• [Task statement]: State how many lines of the data contain the word "from", and write nothing besides the number.

• [Records provided]:
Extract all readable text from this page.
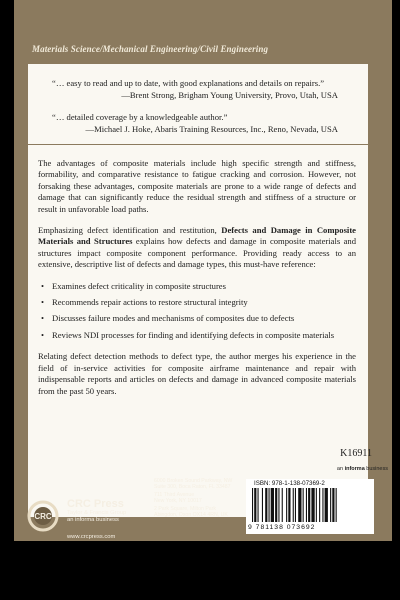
Materials Science/Mechanical Engineering/Civil Engineering
“… easy to read and up to date, with good explanations and details on repairs.”
—Brent Strong, Brigham Young University, Provo, Utah, USA
“… detailed coverage by a knowledgeable author.”
—Michael J. Hoke, Abaris Training Resources, Inc., Reno, Nevada, USA

The advantages of composite materials include high specific strength and stiffness, formability, and comparative resistance to fatigue cracking and corrosion. However, not forsaking these advantages, composite materials are prone to a wide range of defects and damage that can significantly reduce the residual strength and stiffness of a structure or result in unfavorable load paths.

Emphasizing defect identification and restitution, Defects and Damage in Composite Materials and Structures explains how defects and damage in composite materials and structures impact composite component performance. Providing ready access to an extensive, descriptive list of defects and damage types, this must-have reference:

• Examines defect criticality in composite structures
• Recommends repair actions to restore structural integrity
• Discusses failure modes and mechanisms of composites due to defects
• Reviews NDI processes for finding and identifying defects in composite materials

Relating defect detection methods to defect type, the author merges his experience in the field of in-service activities for composite airframe maintenance and repair with indispensable reports and articles on defects and damage in advanced composite materials from the past 50 years.

K16911
an informa business
CRC
CRC Press
Taylor & Francis Group
an informa business
www.crcpress.com
6000 Broken Sound Parkway, NW
Suite 300, Boca Raton, FL 33487
711 Third Avenue
New York, NY 10017
2 Park Square, Milton Park
Abingdon, Oxon OX14 4RN, UK
ISBN: 978-1-138-07369-2
9 781138 073692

• [The answer]: 2